- _THE INPUT_:
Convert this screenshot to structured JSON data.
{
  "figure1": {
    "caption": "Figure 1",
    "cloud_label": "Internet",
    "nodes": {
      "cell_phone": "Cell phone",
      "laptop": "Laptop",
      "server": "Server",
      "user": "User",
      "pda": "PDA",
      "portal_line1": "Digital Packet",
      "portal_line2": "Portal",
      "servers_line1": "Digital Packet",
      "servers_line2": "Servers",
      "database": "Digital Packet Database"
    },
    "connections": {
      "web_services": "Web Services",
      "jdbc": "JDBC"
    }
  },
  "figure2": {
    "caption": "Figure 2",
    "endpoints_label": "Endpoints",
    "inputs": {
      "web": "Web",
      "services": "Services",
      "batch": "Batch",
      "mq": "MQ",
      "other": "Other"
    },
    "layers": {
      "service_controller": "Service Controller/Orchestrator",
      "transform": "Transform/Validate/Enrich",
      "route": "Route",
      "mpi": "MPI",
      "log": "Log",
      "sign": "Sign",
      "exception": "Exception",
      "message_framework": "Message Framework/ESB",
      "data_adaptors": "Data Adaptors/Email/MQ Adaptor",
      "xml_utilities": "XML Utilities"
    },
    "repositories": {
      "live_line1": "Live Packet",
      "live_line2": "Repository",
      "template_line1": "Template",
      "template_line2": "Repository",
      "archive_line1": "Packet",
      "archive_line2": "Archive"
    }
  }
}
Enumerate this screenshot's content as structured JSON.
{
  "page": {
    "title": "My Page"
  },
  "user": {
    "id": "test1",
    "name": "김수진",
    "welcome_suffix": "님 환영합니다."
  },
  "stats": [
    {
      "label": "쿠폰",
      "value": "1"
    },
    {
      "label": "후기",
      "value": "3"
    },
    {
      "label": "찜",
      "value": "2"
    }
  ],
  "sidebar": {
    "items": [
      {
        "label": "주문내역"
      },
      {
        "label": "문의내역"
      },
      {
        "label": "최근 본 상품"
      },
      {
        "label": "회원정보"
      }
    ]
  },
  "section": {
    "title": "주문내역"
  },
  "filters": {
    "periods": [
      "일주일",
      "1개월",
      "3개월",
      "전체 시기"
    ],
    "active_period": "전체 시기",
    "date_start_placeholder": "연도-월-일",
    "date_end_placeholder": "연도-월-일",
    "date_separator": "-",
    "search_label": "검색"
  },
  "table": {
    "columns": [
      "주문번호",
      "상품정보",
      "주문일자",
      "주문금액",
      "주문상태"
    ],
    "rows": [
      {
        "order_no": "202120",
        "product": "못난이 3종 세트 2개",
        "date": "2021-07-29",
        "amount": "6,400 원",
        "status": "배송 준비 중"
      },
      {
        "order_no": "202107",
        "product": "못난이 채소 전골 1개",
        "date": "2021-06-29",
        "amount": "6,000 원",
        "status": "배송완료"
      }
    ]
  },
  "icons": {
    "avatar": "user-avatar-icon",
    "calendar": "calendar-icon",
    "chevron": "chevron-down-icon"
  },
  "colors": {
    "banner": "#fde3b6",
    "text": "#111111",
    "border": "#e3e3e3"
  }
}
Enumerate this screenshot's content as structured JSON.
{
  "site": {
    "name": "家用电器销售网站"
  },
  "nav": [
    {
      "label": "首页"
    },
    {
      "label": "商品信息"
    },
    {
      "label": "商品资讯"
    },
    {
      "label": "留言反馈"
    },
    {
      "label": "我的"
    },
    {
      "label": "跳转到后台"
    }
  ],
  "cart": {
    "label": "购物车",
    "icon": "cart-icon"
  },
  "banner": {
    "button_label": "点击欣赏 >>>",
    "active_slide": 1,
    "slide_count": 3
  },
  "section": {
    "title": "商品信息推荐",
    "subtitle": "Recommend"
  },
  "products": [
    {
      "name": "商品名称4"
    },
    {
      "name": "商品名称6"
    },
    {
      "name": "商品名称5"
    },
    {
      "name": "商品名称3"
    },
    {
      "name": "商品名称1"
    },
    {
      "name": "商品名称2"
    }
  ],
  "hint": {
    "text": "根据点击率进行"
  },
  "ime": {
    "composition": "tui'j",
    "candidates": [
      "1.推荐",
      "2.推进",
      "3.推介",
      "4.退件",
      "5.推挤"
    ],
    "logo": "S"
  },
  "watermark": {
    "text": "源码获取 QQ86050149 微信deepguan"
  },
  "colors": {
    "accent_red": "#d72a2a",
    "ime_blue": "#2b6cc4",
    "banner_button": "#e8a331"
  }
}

- _STATED EXERCISE_: Using the data above, reproduce every line exactly.

- _RESPONSE TO THIS EXERCISE_:
Convert this screenshot to structured JSON data.
{
  "figure1": {
    "caption": "Figure 1",
    "cloud_label": "Internet",
    "nodes": {
      "cell_phone": "Cell phone",
      "laptop": "Laptop",
      "server": "Server",
      "user": "User",
      "pda": "PDA",
      "portal_line1": "Digital Packet",
      "portal_line2": "Portal",
      "servers_line1": "Digital Packet",
      "servers_line2": "Servers",
      "database": "Digital Packet Database"
    },
    "connections": {
      "web_services": "Web Services",
      "jdbc": "JDBC"
    }
  },
  "figure2": {
    "caption": "Figure 2",
    "endpoints_label": "Endpoints",
    "inputs": {
      "web": "Web",
      "services": "Services",
      "batch": "Batch",
      "mq": "MQ",
      "other": "Other"
    },
    "layers": {
      "service_controller": "Service Controller/Orchestrator",
      "transform": "Transform/Validate/Enrich",
      "route": "Route",
      "mpi": "MPI",
      "log": "Log",
      "sign": "Sign",
      "exception": "Exception",
      "message_framework": "Message Framework/ESB",
      "data_adaptors": "Data Adaptors/Email/MQ Adaptor",
      "xml_utilities": "XML Utilities"
    },
    "repositories": {
      "live_line1": "Live Packet",
      "live_line2": "Repository",
      "template_line1": "Template",
      "template_line2": "Repository",
      "archive_line1": "Packet",
      "archive_line2": "Archive"
    }
  }
}
Enumerate this screenshot's content as structured JSON.
{
  "page": {
    "title": "My Page"
  },
  "user": {
    "id": "test1",
    "name": "김수진",
    "welcome_suffix": "님 환영합니다."
  },
  "stats": [
    {
      "label": "쿠폰",
      "value": "1"
    },
    {
      "label": "후기",
      "value": "3"
    },
    {
      "label": "찜",
      "value": "2"
    }
  ],
  "sidebar": {
    "items": [
      {
        "label": "주문내역"
      },
      {
        "label": "문의내역"
      },
      {
        "label": "최근 본 상품"
      },
      {
        "label": "회원정보"
      }
    ]
  },
  "section": {
    "title": "주문내역"
  },
  "filters": {
    "periods": [
      "일주일",
      "1개월",
      "3개월",
      "전체 시기"
    ],
    "active_period": "전체 시기",
    "date_start_placeholder": "연도-월-일",
    "date_end_placeholder": "연도-월-일",
    "date_separator": "-",
    "search_label": "검색"
  },
  "table": {
    "columns": [
      "주문번호",
      "상품정보",
      "주문일자",
      "주문금액",
      "주문상태"
    ],
    "rows": [
      {
        "order_no": "202120",
        "product": "못난이 3종 세트 2개",
        "date": "2021-07-29",
        "amount": "6,400 원",
        "status": "배송 준비 중"
      },
      {
        "order_no": "202107",
        "product": "못난이 채소 전골 1개",
        "date": "2021-06-29",
        "amount": "6,000 원",
        "status": "배송완료"
      }
    ]
  },
  "icons": {
    "avatar": "user-avatar-icon",
    "calendar": "calendar-icon",
    "chevron": "chevron-down-icon"
  },
  "colors": {
    "banner": "#fde3b6",
    "text": "#111111",
    "border": "#e3e3e3"
  }
}
Enumerate this screenshot's content as structured JSON.
{
  "site": {
    "name": "家用电器销售网站"
  },
  "nav": [
    {
      "label": "首页"
    },
    {
      "label": "商品信息"
    },
    {
      "label": "商品资讯"
    },
    {
      "label": "留言反馈"
    },
    {
      "label": "我的"
    },
    {
      "label": "跳转到后台"
    }
  ],
  "cart": {
    "label": "购物车",
    "icon": "cart-icon"
  },
  "banner": {
    "button_label": "点击欣赏 >>>",
    "active_slide": 1,
    "slide_count": 3
  },
  "section": {
    "title": "商品信息推荐",
    "subtitle": "Recommend"
  },
  "products": [
    {
      "name": "商品名称4"
    },
    {
      "name": "商品名称6"
    },
    {
      "name": "商品名称5"
    },
    {
      "name": "商品名称3"
    },
    {
      "name": "商品名称1"
    },
    {
      "name": "商品名称2"
    }
  ],
  "hint": {
    "text": "根据点击率进行"
  },
  "ime": {
    "composition": "tui'j",
    "candidates": [
      "1.推荐",
      "2.推进",
      "3.推介",
      "4.退件",
      "5.推挤"
    ],
    "logo": "S"
  },
  "watermark": {
    "text": "源码获取 QQ86050149 微信deepguan"
  },
  "colors": {
    "accent_red": "#d72a2a",
    "ime_blue": "#2b6cc4",
    "banner_button": "#e8a331"
  }
}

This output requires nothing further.